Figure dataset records
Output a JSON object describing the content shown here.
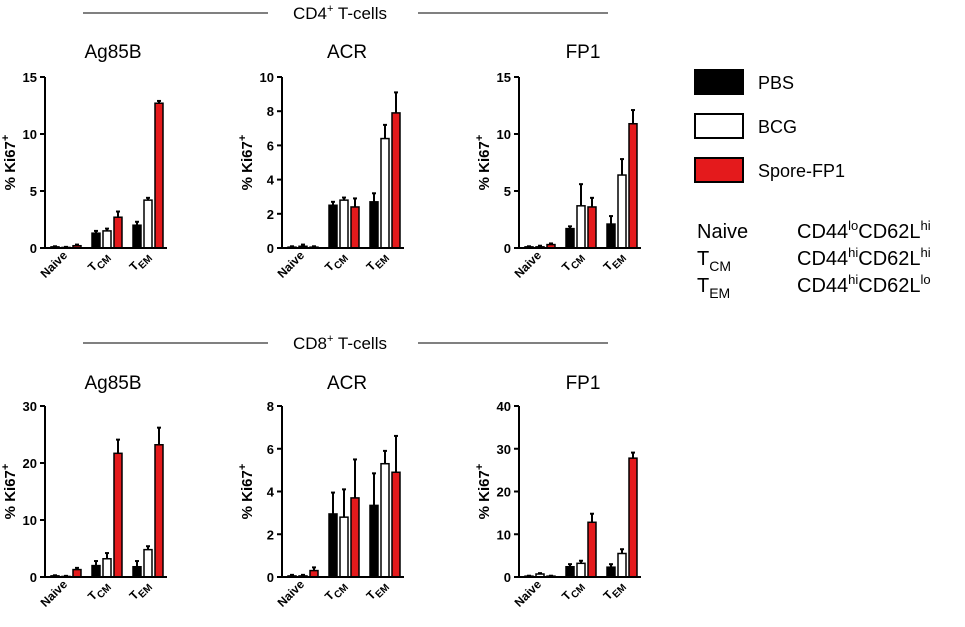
{
  "sections": [
    {
      "title": "CD4",
      "title_sup": "+",
      "title_rest": " T-cells"
    },
    {
      "title": "CD8",
      "title_sup": "+",
      "title_rest": " T-cells"
    }
  ],
  "colors": {
    "PBS": "#000000",
    "BCG": "#ffffff",
    "Spore-FP1": "#e41a1c",
    "axis": "#000000"
  },
  "legend": [
    {
      "label": "PBS",
      "color": "#000000"
    },
    {
      "label": "BCG",
      "color": "#ffffff"
    },
    {
      "label": "Spore-FP1",
      "color": "#e41a1c"
    }
  ],
  "definitions": [
    {
      "name": "Naive",
      "name_sub": "",
      "a": "CD44",
      "a_sup": "lo",
      "b": "CD62L",
      "b_sup": "hi"
    },
    {
      "name": "T",
      "name_sub": "CM",
      "a": "CD44",
      "a_sup": "hi",
      "b": "CD62L",
      "b_sup": "hi"
    },
    {
      "name": "T",
      "name_sub": "EM",
      "a": "CD44",
      "a_sup": "hi",
      "b": "CD62L",
      "b_sup": "lo"
    }
  ],
  "chart_data": [
    {
      "type": "bar",
      "section": "CD4",
      "title": "Ag85B",
      "ylabel": "% Ki67",
      "ylabel_sup": "+",
      "ylim": [
        0,
        15
      ],
      "yticks": [
        0,
        5,
        10,
        15
      ],
      "categories": [
        {
          "main": "Naive",
          "sub": ""
        },
        {
          "main": "T",
          "sub": "CM"
        },
        {
          "main": "T",
          "sub": "EM"
        }
      ],
      "series": [
        {
          "name": "PBS",
          "values": [
            0.1,
            1.3,
            2.0
          ],
          "errors": [
            0.05,
            0.2,
            0.3
          ]
        },
        {
          "name": "BCG",
          "values": [
            0.05,
            1.5,
            4.2
          ],
          "errors": [
            0.05,
            0.2,
            0.2
          ]
        },
        {
          "name": "Spore-FP1",
          "values": [
            0.2,
            2.7,
            12.7
          ],
          "errors": [
            0.1,
            0.5,
            0.2
          ]
        }
      ]
    },
    {
      "type": "bar",
      "section": "CD4",
      "title": "ACR",
      "ylabel": "% Ki67",
      "ylabel_sup": "+",
      "ylim": [
        0,
        10
      ],
      "yticks": [
        0,
        2,
        4,
        6,
        8,
        10
      ],
      "categories": [
        {
          "main": "Naive",
          "sub": ""
        },
        {
          "main": "T",
          "sub": "CM"
        },
        {
          "main": "T",
          "sub": "EM"
        }
      ],
      "series": [
        {
          "name": "PBS",
          "values": [
            0.05,
            2.5,
            2.7
          ],
          "errors": [
            0.05,
            0.2,
            0.5
          ]
        },
        {
          "name": "BCG",
          "values": [
            0.1,
            2.8,
            6.4
          ],
          "errors": [
            0.1,
            0.15,
            0.8
          ]
        },
        {
          "name": "Spore-FP1",
          "values": [
            0.05,
            2.4,
            7.9
          ],
          "errors": [
            0.05,
            0.5,
            1.2
          ]
        }
      ]
    },
    {
      "type": "bar",
      "section": "CD4",
      "title": "FP1",
      "ylabel": "% Ki67",
      "ylabel_sup": "+",
      "ylim": [
        0,
        15
      ],
      "yticks": [
        0,
        5,
        10,
        15
      ],
      "categories": [
        {
          "main": "Naive",
          "sub": ""
        },
        {
          "main": "T",
          "sub": "CM"
        },
        {
          "main": "T",
          "sub": "EM"
        }
      ],
      "series": [
        {
          "name": "PBS",
          "values": [
            0.1,
            1.7,
            2.1
          ],
          "errors": [
            0.05,
            0.2,
            0.7
          ]
        },
        {
          "name": "BCG",
          "values": [
            0.1,
            3.7,
            6.4
          ],
          "errors": [
            0.1,
            1.9,
            1.4
          ]
        },
        {
          "name": "Spore-FP1",
          "values": [
            0.3,
            3.6,
            10.9
          ],
          "errors": [
            0.1,
            0.8,
            1.2
          ]
        }
      ]
    },
    {
      "type": "bar",
      "section": "CD8",
      "title": "Ag85B",
      "ylabel": "% Ki67",
      "ylabel_sup": "+",
      "ylim": [
        0,
        30
      ],
      "yticks": [
        0,
        10,
        20,
        30
      ],
      "categories": [
        {
          "main": "Naive",
          "sub": ""
        },
        {
          "main": "T",
          "sub": "CM"
        },
        {
          "main": "T",
          "sub": "EM"
        }
      ],
      "series": [
        {
          "name": "PBS",
          "values": [
            0.2,
            2.0,
            1.8
          ],
          "errors": [
            0.1,
            0.8,
            1.0
          ]
        },
        {
          "name": "BCG",
          "values": [
            0.1,
            3.2,
            4.8
          ],
          "errors": [
            0.1,
            1.0,
            0.6
          ]
        },
        {
          "name": "Spore-FP1",
          "values": [
            1.3,
            21.7,
            23.2
          ],
          "errors": [
            0.3,
            2.4,
            3.0
          ]
        }
      ]
    },
    {
      "type": "bar",
      "section": "CD8",
      "title": "ACR",
      "ylabel": "% Ki67",
      "ylabel_sup": "+",
      "ylim": [
        0,
        8
      ],
      "yticks": [
        0,
        2,
        4,
        6,
        8
      ],
      "categories": [
        {
          "main": "Naive",
          "sub": ""
        },
        {
          "main": "T",
          "sub": "CM"
        },
        {
          "main": "T",
          "sub": "EM"
        }
      ],
      "series": [
        {
          "name": "PBS",
          "values": [
            0.05,
            2.95,
            3.35
          ],
          "errors": [
            0.05,
            1.0,
            1.5
          ]
        },
        {
          "name": "BCG",
          "values": [
            0.05,
            2.8,
            5.3
          ],
          "errors": [
            0.05,
            1.3,
            0.6
          ]
        },
        {
          "name": "Spore-FP1",
          "values": [
            0.3,
            3.7,
            4.9
          ],
          "errors": [
            0.15,
            1.8,
            1.7
          ]
        }
      ]
    },
    {
      "type": "bar",
      "section": "CD8",
      "title": "FP1",
      "ylabel": "% Ki67",
      "ylabel_sup": "+",
      "ylim": [
        0,
        40
      ],
      "yticks": [
        0,
        10,
        20,
        30,
        40
      ],
      "categories": [
        {
          "main": "Naive",
          "sub": ""
        },
        {
          "main": "T",
          "sub": "CM"
        },
        {
          "main": "T",
          "sub": "EM"
        }
      ],
      "series": [
        {
          "name": "PBS",
          "values": [
            0.2,
            2.4,
            2.3
          ],
          "errors": [
            0.1,
            0.6,
            0.7
          ]
        },
        {
          "name": "BCG",
          "values": [
            0.7,
            3.2,
            5.5
          ],
          "errors": [
            0.2,
            0.6,
            1.0
          ]
        },
        {
          "name": "Spore-FP1",
          "values": [
            0.2,
            12.8,
            27.8
          ],
          "errors": [
            0.1,
            2.0,
            1.3
          ]
        }
      ]
    }
  ]
}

» PROBLEM: Copy out the data above exactly, except the pictures.

» SOLUTION FOR THIS TASK:
Output a JSON object describing the content shown here.
{
  "sections": [
    {
      "title": "CD4",
      "title_sup": "+",
      "title_rest": " T-cells"
    },
    {
      "title": "CD8",
      "title_sup": "+",
      "title_rest": " T-cells"
    }
  ],
  "colors": {
    "PBS": "#000000",
    "BCG": "#ffffff",
    "Spore-FP1": "#e41a1c",
    "axis": "#000000"
  },
  "legend": [
    {
      "label": "PBS",
      "color": "#000000"
    },
    {
      "label": "BCG",
      "color": "#ffffff"
    },
    {
      "label": "Spore-FP1",
      "color": "#e41a1c"
    }
  ],
  "definitions": [
    {
      "name": "Naive",
      "name_sub": "",
      "a": "CD44",
      "a_sup": "lo",
      "b": "CD62L",
      "b_sup": "hi"
    },
    {
      "name": "T",
      "name_sub": "CM",
      "a": "CD44",
      "a_sup": "hi",
      "b": "CD62L",
      "b_sup": "hi"
    },
    {
      "name": "T",
      "name_sub": "EM",
      "a": "CD44",
      "a_sup": "hi",
      "b": "CD62L",
      "b_sup": "lo"
    }
  ],
  "chart_data": [
    {
      "type": "bar",
      "section": "CD4",
      "title": "Ag85B",
      "ylabel": "% Ki67",
      "ylabel_sup": "+",
      "ylim": [
        0,
        15
      ],
      "yticks": [
        0,
        5,
        10,
        15
      ],
      "categories": [
        {
          "main": "Naive",
          "sub": ""
        },
        {
          "main": "T",
          "sub": "CM"
        },
        {
          "main": "T",
          "sub": "EM"
        }
      ],
      "series": [
        {
          "name": "PBS",
          "values": [
            0.1,
            1.3,
            2.0
          ],
          "errors": [
            0.05,
            0.2,
            0.3
          ]
        },
        {
          "name": "BCG",
          "values": [
            0.05,
            1.5,
            4.2
          ],
          "errors": [
            0.05,
            0.2,
            0.2
          ]
        },
        {
          "name": "Spore-FP1",
          "values": [
            0.2,
            2.7,
            12.7
          ],
          "errors": [
            0.1,
            0.5,
            0.2
          ]
        }
      ]
    },
    {
      "type": "bar",
      "section": "CD4",
      "title": "ACR",
      "ylabel": "% Ki67",
      "ylabel_sup": "+",
      "ylim": [
        0,
        10
      ],
      "yticks": [
        0,
        2,
        4,
        6,
        8,
        10
      ],
      "categories": [
        {
          "main": "Naive",
          "sub": ""
        },
        {
          "main": "T",
          "sub": "CM"
        },
        {
          "main": "T",
          "sub": "EM"
        }
      ],
      "series": [
        {
          "name": "PBS",
          "values": [
            0.05,
            2.5,
            2.7
          ],
          "errors": [
            0.05,
            0.2,
            0.5
          ]
        },
        {
          "name": "BCG",
          "values": [
            0.1,
            2.8,
            6.4
          ],
          "errors": [
            0.1,
            0.15,
            0.8
          ]
        },
        {
          "name": "Spore-FP1",
          "values": [
            0.05,
            2.4,
            7.9
          ],
          "errors": [
            0.05,
            0.5,
            1.2
          ]
        }
      ]
    },
    {
      "type": "bar",
      "section": "CD4",
      "title": "FP1",
      "ylabel": "% Ki67",
      "ylabel_sup": "+",
      "ylim": [
        0,
        15
      ],
      "yticks": [
        0,
        5,
        10,
        15
      ],
      "categories": [
        {
          "main": "Naive",
          "sub": ""
        },
        {
          "main": "T",
          "sub": "CM"
        },
        {
          "main": "T",
          "sub": "EM"
        }
      ],
      "series": [
        {
          "name": "PBS",
          "values": [
            0.1,
            1.7,
            2.1
          ],
          "errors": [
            0.05,
            0.2,
            0.7
          ]
        },
        {
          "name": "BCG",
          "values": [
            0.1,
            3.7,
            6.4
          ],
          "errors": [
            0.1,
            1.9,
            1.4
          ]
        },
        {
          "name": "Spore-FP1",
          "values": [
            0.3,
            3.6,
            10.9
          ],
          "errors": [
            0.1,
            0.8,
            1.2
          ]
        }
      ]
    },
    {
      "type": "bar",
      "section": "CD8",
      "title": "Ag85B",
      "ylabel": "% Ki67",
      "ylabel_sup": "+",
      "ylim": [
        0,
        30
      ],
      "yticks": [
        0,
        10,
        20,
        30
      ],
      "categories": [
        {
          "main": "Naive",
          "sub": ""
        },
        {
          "main": "T",
          "sub": "CM"
        },
        {
          "main": "T",
          "sub": "EM"
        }
      ],
      "series": [
        {
          "name": "PBS",
          "values": [
            0.2,
            2.0,
            1.8
          ],
          "errors": [
            0.1,
            0.8,
            1.0
          ]
        },
        {
          "name": "BCG",
          "values": [
            0.1,
            3.2,
            4.8
          ],
          "errors": [
            0.1,
            1.0,
            0.6
          ]
        },
        {
          "name": "Spore-FP1",
          "values": [
            1.3,
            21.7,
            23.2
          ],
          "errors": [
            0.3,
            2.4,
            3.0
          ]
        }
      ]
    },
    {
      "type": "bar",
      "section": "CD8",
      "title": "ACR",
      "ylabel": "% Ki67",
      "ylabel_sup": "+",
      "ylim": [
        0,
        8
      ],
      "yticks": [
        0,
        2,
        4,
        6,
        8
      ],
      "categories": [
        {
          "main": "Naive",
          "sub": ""
        },
        {
          "main": "T",
          "sub": "CM"
        },
        {
          "main": "T",
          "sub": "EM"
        }
      ],
      "series": [
        {
          "name": "PBS",
          "values": [
            0.05,
            2.95,
            3.35
          ],
          "errors": [
            0.05,
            1.0,
            1.5
          ]
        },
        {
          "name": "BCG",
          "values": [
            0.05,
            2.8,
            5.3
          ],
          "errors": [
            0.05,
            1.3,
            0.6
          ]
        },
        {
          "name": "Spore-FP1",
          "values": [
            0.3,
            3.7,
            4.9
          ],
          "errors": [
            0.15,
            1.8,
            1.7
          ]
        }
      ]
    },
    {
      "type": "bar",
      "section": "CD8",
      "title": "FP1",
      "ylabel": "% Ki67",
      "ylabel_sup": "+",
      "ylim": [
        0,
        40
      ],
      "yticks": [
        0,
        10,
        20,
        30,
        40
      ],
      "categories": [
        {
          "main": "Naive",
          "sub": ""
        },
        {
          "main": "T",
          "sub": "CM"
        },
        {
          "main": "T",
          "sub": "EM"
        }
      ],
      "series": [
        {
          "name": "PBS",
          "values": [
            0.2,
            2.4,
            2.3
          ],
          "errors": [
            0.1,
            0.6,
            0.7
          ]
        },
        {
          "name": "BCG",
          "values": [
            0.7,
            3.2,
            5.5
          ],
          "errors": [
            0.2,
            0.6,
            1.0
          ]
        },
        {
          "name": "Spore-FP1",
          "values": [
            0.2,
            12.8,
            27.8
          ],
          "errors": [
            0.1,
            2.0,
            1.3
          ]
        }
      ]
    }
  ]
}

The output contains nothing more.